──────── Source document

This is what a controlled fresh start looks like — the morning beginning the way he and his team wanted, with a hot coffee and a great view as the first chapters of a day that would end with Doncic’s scoring 26 points for Slovenia against a pesky but mostly helpless Icelandic national team.
The days this summer, first in Poland and later in Latvia, were a preview of what is to come for Doncic, a player returning to peak form after an injury and a shocking trade combined to knock him off track in the most severe way he had experienced in his professional career.
Now, back in Los Angeles to begin training camp with the Lakers on Monday, Doncic has fully turned the page on a season that changed his life forever.
“This,” Doncic told The Athletic, “feels like a start for me.”
A Fresh Start and Optimism About Lakers’ Prospects
It is unquestionably the Lakers’ good fortune that they are getting Doncic, 26, at this moment. The five-time first-team All-NBA megastar reinvented himself physically at the start of the summer before looking like the most dominant player in Europe.
Lakers management, including team governor Jeanie Buss and general manager Rob Pelinka flew to Poland to witness the reboot firsthand.
“He just looked comfortable,” Buss told The Athletic. “His focus was on basketball instead of something else being in the back of mind. He’s less burdened; he’s got clarity.”
She added: “He knows where he wants to be. He knows where he is now.”
Doncic is committed to the Lakers, fresh off a three-year extension signed on the first day the Lakers could offer it to him. He has the third-best odds to win the NBA’s Most Valuable Player Award, behind Shai Gilgeous-Alexander and Nikola Jokic. He has the marketing power of Jordan Brand, the global brand recognition of the Lakers and on-court charisma to spare — a face so suited to lead a franchise that he instantly displaced 40-year-old LeBron James as the organization’s guiding star.
“He’s sort of like an illusionist,” Pelinka said in Poland. “He does things on the court that you can’t fully understand unless you’re live at the game.”
The fresh start is reason for optimism, the timing perfectly lined up for Doncic to take his stardom to an even higher level for basketball’s biggest show.
“Big stages are, you know, made for, I say, people with big character,” Doncic said.
Reflecting on Luka’s Trial Run in LA
But unlike most beginnings, this one got a trial run. Joining the Lakers in February gave Doncic a sense of what life in Los Angeles would be like. After the Dallas Mavericks traded him but before he made his debut for his new team, the Lakers had him come to midcourt to be introduced to fans like a European soccer player seeing his new club’s supporters. His first actual game in Los Angeles was a major event, with No. 77 golden Lakers shirts sitting on every seat in the building (and on James’ back during pregame warm-ups).

────────────────

• _To be done_:
1. According to the Doncic article, how long is the extension Doncic signed with the Lakers?
2. Reproduce the Doncic article from "This is what" to "his professional career.".

──────── Data section

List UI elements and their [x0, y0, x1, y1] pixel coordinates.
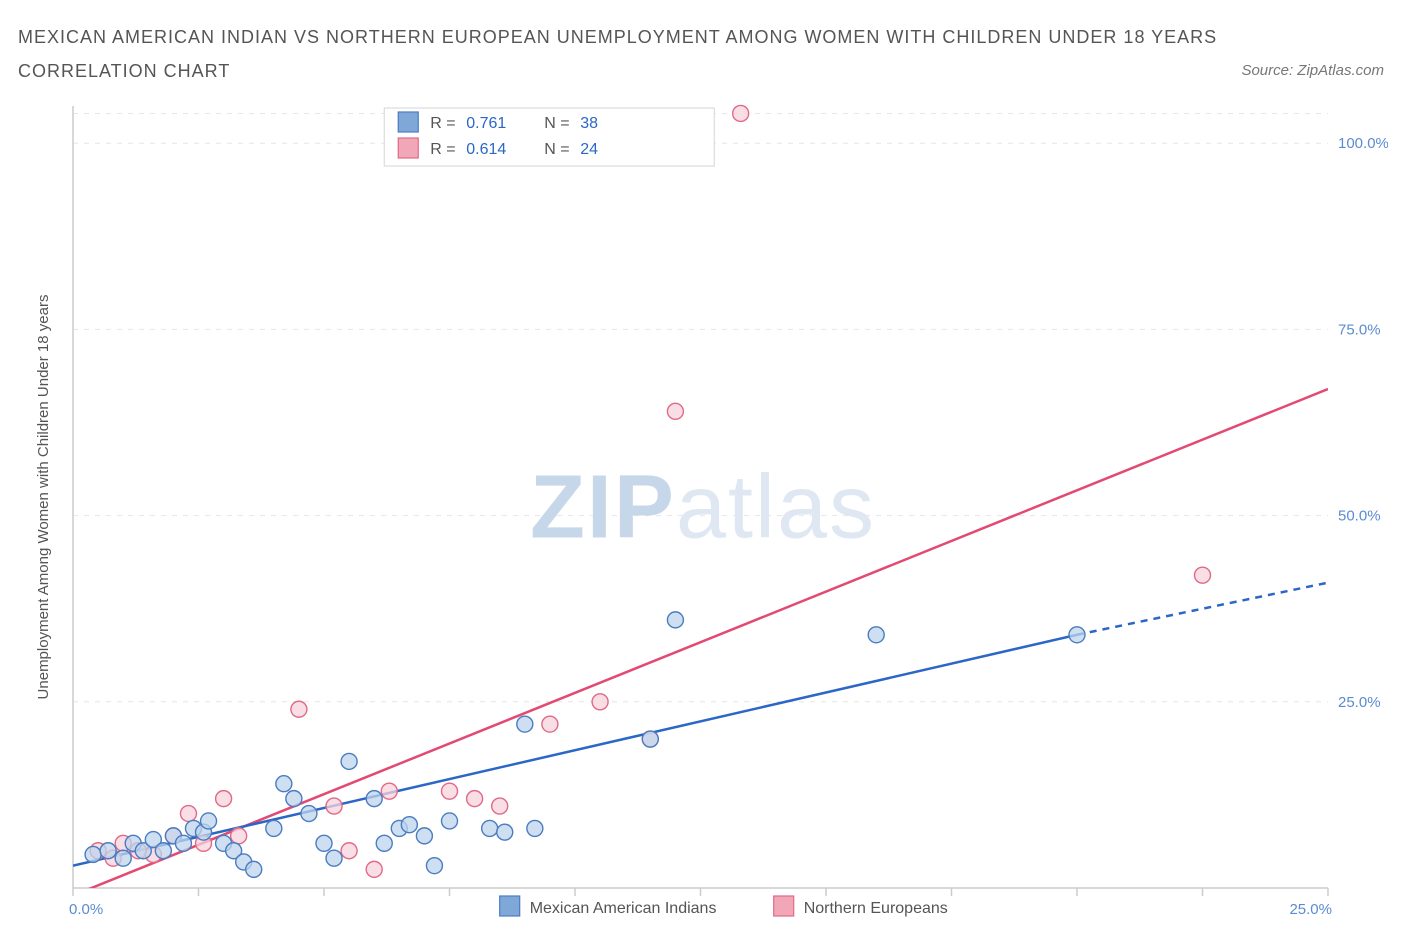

────────────────

• _Response list_:
1. Three years.

2.
This is what a controlled fresh start looks like — the morning beginning the way he and his team wanted, with a hot coffee and a great view as the first chapters of a day that would end with Doncic’s scoring 26 points for Slovenia against a pesky but mostly helpless Icelandic national team.
The days this summer, first in Poland and later in Latvia, were a preview of what is to come for Doncic, a player returning to peak form after an injury and a shocking trade combined to knock him off track in the most severe way he had experienced in his professional career.